Goal:
Keep the pictures out of the copy and print all the entries below exactly.

-------- Record set --------

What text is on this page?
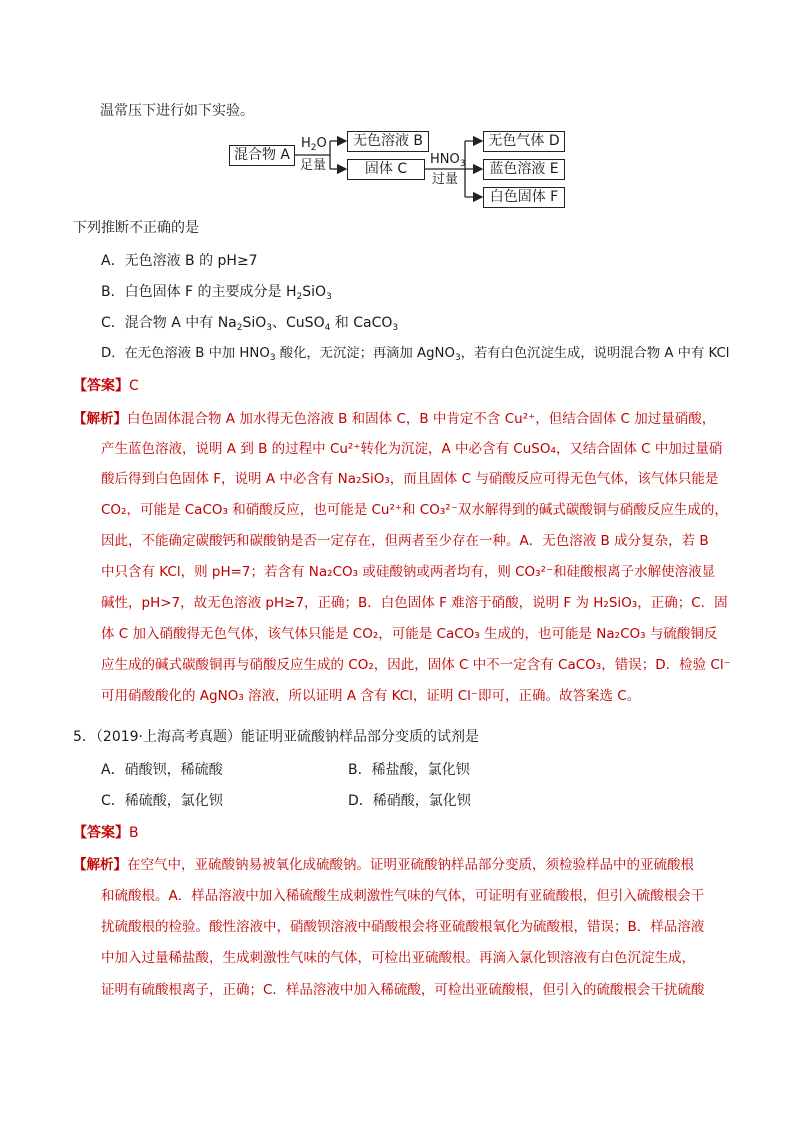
温常压下进行如下实验。
混合物 A
$H_2O$
足量
无色溶液 B
固体 C
$HNO_3$
过量
无色气体 D
蓝色溶液 E
白色固体 F
下列推断不正确的是
A．无色溶液 B 的 pH≥7
B．白色固体 F 的主要成分是 $H_2SiO_3$
C．混合物 A 中有 $Na_2SiO_3$、CuSO$_4$ 和 CaCO$_3$
D．在无色溶液 B 中加 $HNO_3$ 酸化，无沉淀；再滴加 AgNO$_3$，若有白色沉淀生成，说明混合物 A 中有 KCl
【答案】C
【解析】白色固体混合物 A 加水得无色溶液 B 和固体 C，B 中肯定不含 Cu²⁺，但结合固体 C 加过量硝酸，
产生蓝色溶液，说明 A 到 B 的过程中 Cu²⁺转化为沉淀，A 中必含有 CuSO₄，又结合固体 C 中加过量硝
酸后得到白色固体 F，说明 A 中必含有 Na₂SiO₃，而且固体 C 与硝酸反应可得无色气体，该气体只能是
CO₂，可能是 CaCO₃ 和硝酸反应，也可能是 Cu²⁺和 CO₃²⁻双水解得到的碱式碳酸铜与硝酸反应生成的，
因此，不能确定碳酸钙和碳酸钠是否一定存在，但两者至少存在一种。A．无色溶液 B 成分复杂，若 B
中只含有 KCl，则 pH=7；若含有 Na₂CO₃ 或硅酸钠或两者均有，则 CO₃²⁻和硅酸根离子水解使溶液显
碱性，pH>7，故无色溶液 pH≥7，正确；B．白色固体 F 难溶于硝酸，说明 F 为 H₂SiO₃，正确；C．固
体 C 加入硝酸得无色气体，该气体只能是 CO₂，可能是 CaCO₃ 生成的，也可能是 Na₂CO₃ 与硫酸铜反
应生成的碱式碳酸铜再与硝酸反应生成的 CO₂，因此，固体 C 中不一定含有 CaCO₃，错误；D．检验 Cl⁻
可用硝酸酸化的 AgNO₃ 溶液，所以证明 A 含有 KCl，证明 Cl⁻即可，正确。故答案选 C。
5．（2019·上海高考真题）能证明亚硫酸钠样品部分变质的试剂是
A．硝酸钡，稀硫酸	B．稀盐酸，氯化钡
C．稀硫酸，氯化钡	D．稀硝酸，氯化钡
【答案】B
【解析】在空气中，亚硫酸钠易被氧化成硫酸钠。证明亚硫酸钠样品部分变质，须检验样品中的亚硫酸根
和硫酸根。A．样品溶液中加入稀硫酸生成刺激性气味的气体，可证明有亚硫酸根，但引入硫酸根会干
扰硫酸根的检验。酸性溶液中，硝酸钡溶液中硝酸根会将亚硫酸根氧化为硫酸根，错误；B．样品溶液
中加入过量稀盐酸，生成刺激性气味的气体，可检出亚硫酸根。再滴入氯化钡溶液有白色沉淀生成，
证明有硫酸根离子，正确；C．样品溶液中加入稀硫酸，可检出亚硫酸根，但引入的硫酸根会干扰硫酸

--------

Solution for this problem:
What text is on this page?
温常压下进行如下实验。
混合物 A
$H_2O$
足量
无色溶液 B
固体 C
$HNO_3$
过量
无色气体 D
蓝色溶液 E
白色固体 F
下列推断不正确的是
A．无色溶液 B 的 pH≥7
B．白色固体 F 的主要成分是 $H_2SiO_3$
C．混合物 A 中有 $Na_2SiO_3$、CuSO$_4$ 和 CaCO$_3$
D．在无色溶液 B 中加 $HNO_3$ 酸化，无沉淀；再滴加 AgNO$_3$，若有白色沉淀生成，说明混合物 A 中有 KCl
【答案】C
【解析】白色固体混合物 A 加水得无色溶液 B 和固体 C，B 中肯定不含 Cu²⁺，但结合固体 C 加过量硝酸，
产生蓝色溶液，说明 A 到 B 的过程中 Cu²⁺转化为沉淀，A 中必含有 CuSO₄，又结合固体 C 中加过量硝
酸后得到白色固体 F，说明 A 中必含有 Na₂SiO₃，而且固体 C 与硝酸反应可得无色气体，该气体只能是
CO₂，可能是 CaCO₃ 和硝酸反应，也可能是 Cu²⁺和 CO₃²⁻双水解得到的碱式碳酸铜与硝酸反应生成的，
因此，不能确定碳酸钙和碳酸钠是否一定存在，但两者至少存在一种。A．无色溶液 B 成分复杂，若 B
中只含有 KCl，则 pH=7；若含有 Na₂CO₃ 或硅酸钠或两者均有，则 CO₃²⁻和硅酸根离子水解使溶液显
碱性，pH>7，故无色溶液 pH≥7，正确；B．白色固体 F 难溶于硝酸，说明 F 为 H₂SiO₃，正确；C．固
体 C 加入硝酸得无色气体，该气体只能是 CO₂，可能是 CaCO₃ 生成的，也可能是 Na₂CO₃ 与硫酸铜反
应生成的碱式碳酸铜再与硝酸反应生成的 CO₂，因此，固体 C 中不一定含有 CaCO₃，错误；D．检验 Cl⁻
可用硝酸酸化的 AgNO₃ 溶液，所以证明 A 含有 KCl，证明 Cl⁻即可，正确。故答案选 C。
5．（2019·上海高考真题）能证明亚硫酸钠样品部分变质的试剂是
A．硝酸钡，稀硫酸	B．稀盐酸，氯化钡
C．稀硫酸，氯化钡	D．稀硝酸，氯化钡
【答案】B
【解析】在空气中，亚硫酸钠易被氧化成硫酸钠。证明亚硫酸钠样品部分变质，须检验样品中的亚硫酸根
和硫酸根。A．样品溶液中加入稀硫酸生成刺激性气味的气体，可证明有亚硫酸根，但引入硫酸根会干
扰硫酸根的检验。酸性溶液中，硝酸钡溶液中硝酸根会将亚硫酸根氧化为硫酸根，错误；B．样品溶液
中加入过量稀盐酸，生成刺激性气味的气体，可检出亚硫酸根。再滴入氯化钡溶液有白色沉淀生成，
证明有硫酸根离子，正确；C．样品溶液中加入稀硫酸，可检出亚硫酸根，但引入的硫酸根会干扰硫酸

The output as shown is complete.